* Begin Supplied records *
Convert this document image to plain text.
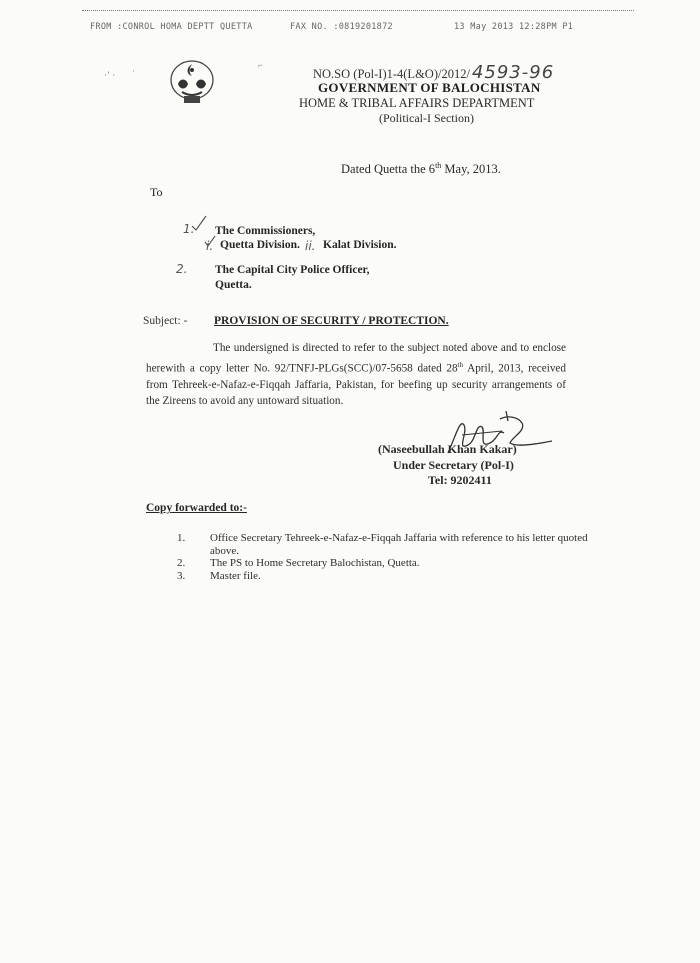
FROM :CONROL HOMA DEPTT QUETTA	FAX NO. :0819201872	13 May 2013 12:28PM P1
·ʼ · ·
⌐
NO.SO (Pol-I)1-4(L&O)/2012/ 4593-96
GOVERNMENT OF BALOCHISTAN
HOME & TRIBAL AFFAIRS DEPARTMENT
(Political-I Section)
Dated Quetta the 6th May, 2013.
To
1. The Commissioners,
i. Quetta Division. ii. Kalat Division.
2. The Capital City Police Officer,
Quetta.
Subject: - PROVISION OF SECURITY / PROTECTION.
The undersigned is directed to refer to the subject noted above and to enclose herewith a copy letter No. 92/TNFJ-PLGs(SCC)/07-5658 dated 28th April, 2013, received from Tehreek-e-Nafaz-e-Fiqqah Jaffaria, Pakistan, for beefing up security arrangements of the Zireens to avoid any untoward situation.
(Naseebullah Khan Kakar)
Under Secretary (Pol-I)
Tel: 9202411
Copy forwarded to:-
1. Office Secretary Tehreek-e-Nafaz-e-Fiqqah Jaffaria with reference to his letter quoted above.
2. The PS to Home Secretary Balochistan, Quetta.
3. Master file.
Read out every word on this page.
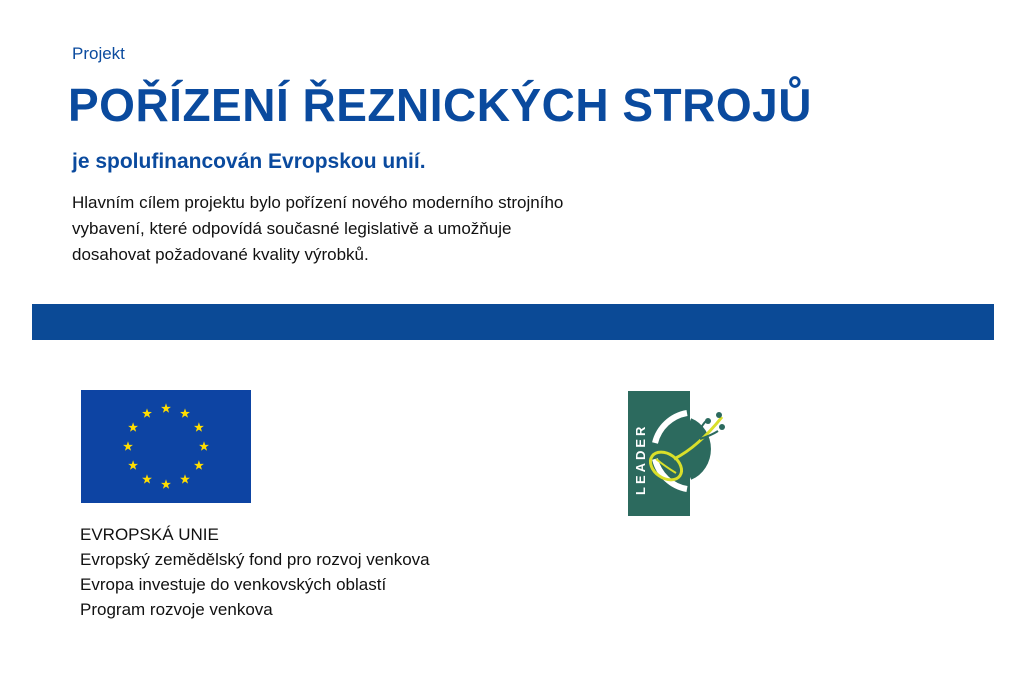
Projekt
POŘÍZENÍ ŘEZNICKÝCH STROJŮ
je spolufinancován Evropskou unií.
Hlavním cílem projektu bylo pořízení nového moderního strojního
vybavení, které odpovídá současné legislativě a umožňuje
dosahovat požadované kvality výrobků.
EVROPSKÁ UNIE
Evropský zemědělský fond pro rozvoj venkova
Evropa investuje do venkovských oblastí
Program rozvoje venkova
LEADER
* End Supplied records *
Reproduce the material above exactly, but only from the line with "Read out every word on this page." through its last line, leaving pictures out.

Read out every word on this page.
Projekt
POŘÍZENÍ ŘEZNICKÝCH STROJŮ
je spolufinancován Evropskou unií.
Hlavním cílem projektu bylo pořízení nového moderního strojního
vybavení, které odpovídá současné legislativě a umožňuje
dosahovat požadované kvality výrobků.
EVROPSKÁ UNIE
Evropský zemědělský fond pro rozvoj venkova
Evropa investuje do venkovských oblastí
Program rozvoje venkova
LEADER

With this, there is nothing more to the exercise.